### What to do:
a) In the Tobias Rühle profile, explain what the two numbers after each team in the senior career list stand for, using that list's header line.
b) Continue the Tobias Rühle profile from the point where it ends.

### Document section:
Content starts

Tobias Rühle

Personal information
- Date of birth: 7 February 1991 (age 35)
- Place of birth: Heidenheim an der Brenz, Germany
- Height: 1.75 m (5 ft 9 in)
- Position: Forward

Youth career
- 1996–2004: TSV Herbrechtingen
- 2004–2006: SSV Ulm 1846
- 2006–2009: VfB Stuttgart

Senior career*
- Years: Team / Apps / (Gls)
- 2009–2011: VfB Stuttgart II / 40 / (2)
- 2011–2012: 1. FC Heidenheim / 19 / (2)
- 2012–2013: Stuttgarter Kickers / 26 / (1)
- 2013–2016: Sonnenhof Großaspach / 101 / (24)
- 2016–2019: Preußen Münster / 102 / (4)
- 2019–2020: KFC Uerdingen 05 / 7 / (0)
- 2020–2024: SSV Ulm 1846 / 92 / (24)
- 2024–2026: FV Illertissen / 69 / (17)

International career
- 2008–2009: Germany U18 / 3 / (0)

Content ends

### Excerpted records:
Content starts

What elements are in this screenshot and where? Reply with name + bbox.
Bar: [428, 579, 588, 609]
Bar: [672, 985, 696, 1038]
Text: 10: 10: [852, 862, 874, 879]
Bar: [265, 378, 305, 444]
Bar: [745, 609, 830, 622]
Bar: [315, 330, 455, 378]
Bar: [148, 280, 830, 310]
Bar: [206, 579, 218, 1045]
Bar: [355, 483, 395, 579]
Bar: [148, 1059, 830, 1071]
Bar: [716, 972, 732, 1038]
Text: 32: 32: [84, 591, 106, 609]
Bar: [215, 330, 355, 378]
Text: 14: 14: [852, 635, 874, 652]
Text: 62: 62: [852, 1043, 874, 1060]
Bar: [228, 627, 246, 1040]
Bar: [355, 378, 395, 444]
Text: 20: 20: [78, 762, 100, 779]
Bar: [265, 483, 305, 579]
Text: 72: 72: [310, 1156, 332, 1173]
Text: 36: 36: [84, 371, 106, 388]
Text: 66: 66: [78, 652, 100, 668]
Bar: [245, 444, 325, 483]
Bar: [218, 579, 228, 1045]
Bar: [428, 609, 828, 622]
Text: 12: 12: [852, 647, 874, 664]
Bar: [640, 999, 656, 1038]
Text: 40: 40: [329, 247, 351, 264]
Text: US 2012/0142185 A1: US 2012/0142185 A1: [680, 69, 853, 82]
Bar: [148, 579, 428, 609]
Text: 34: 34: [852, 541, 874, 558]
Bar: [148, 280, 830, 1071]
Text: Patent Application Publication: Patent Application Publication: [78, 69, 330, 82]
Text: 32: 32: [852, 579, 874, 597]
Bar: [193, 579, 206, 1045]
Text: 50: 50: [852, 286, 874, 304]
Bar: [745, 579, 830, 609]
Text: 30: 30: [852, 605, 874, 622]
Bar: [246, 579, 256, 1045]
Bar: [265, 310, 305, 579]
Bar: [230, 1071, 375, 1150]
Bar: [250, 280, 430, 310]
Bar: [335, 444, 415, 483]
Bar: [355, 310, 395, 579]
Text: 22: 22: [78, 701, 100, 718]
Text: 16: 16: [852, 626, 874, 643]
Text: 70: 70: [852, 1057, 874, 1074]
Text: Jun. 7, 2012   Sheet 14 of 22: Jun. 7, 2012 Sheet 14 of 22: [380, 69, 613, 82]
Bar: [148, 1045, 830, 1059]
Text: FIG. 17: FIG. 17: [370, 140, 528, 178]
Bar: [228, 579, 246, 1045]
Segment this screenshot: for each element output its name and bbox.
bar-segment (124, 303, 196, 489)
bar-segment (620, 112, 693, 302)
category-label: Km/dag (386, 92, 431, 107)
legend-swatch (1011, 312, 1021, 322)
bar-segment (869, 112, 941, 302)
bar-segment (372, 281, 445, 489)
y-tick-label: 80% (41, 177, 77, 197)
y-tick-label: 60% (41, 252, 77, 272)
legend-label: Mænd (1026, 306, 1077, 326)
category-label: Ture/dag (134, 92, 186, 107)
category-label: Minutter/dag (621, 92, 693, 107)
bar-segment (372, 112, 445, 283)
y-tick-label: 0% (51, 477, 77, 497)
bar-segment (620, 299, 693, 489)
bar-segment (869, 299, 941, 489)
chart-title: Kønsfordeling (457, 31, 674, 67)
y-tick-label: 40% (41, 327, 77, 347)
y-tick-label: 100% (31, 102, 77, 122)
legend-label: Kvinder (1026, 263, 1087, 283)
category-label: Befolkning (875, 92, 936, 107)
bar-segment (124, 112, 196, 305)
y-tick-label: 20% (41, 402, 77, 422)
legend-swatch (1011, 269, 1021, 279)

Content ends

### Written answers:
a) The header line "Years: Team / Apps / (Gls)" shows that the first number is appearances and the number in parentheses is goals. For example, "Sonnenhof Großaspach / 101 / (24)" means 101 appearances and 24 goals for that team.

b)
- 2009–2010: Germany U19 / 4 / (0)

= Tobias Rühle =

German footballer

Tobias Rühle (born 7 February 1991) is a German footballer.

==Career==
After his contract with Sonnenhof Großaspach had expired at the end of the 2015-16 season, he joined Preußen Münster on a two-year contract starting 1 July 2016.

On 25 March 2019 KFC Uerdingen 05 confirmed, that they had signed Rühle for the upcoming 2019–20 season.
On 31 January 2020, he joined SSV Ulm 1846 on a contract until the summer 2022.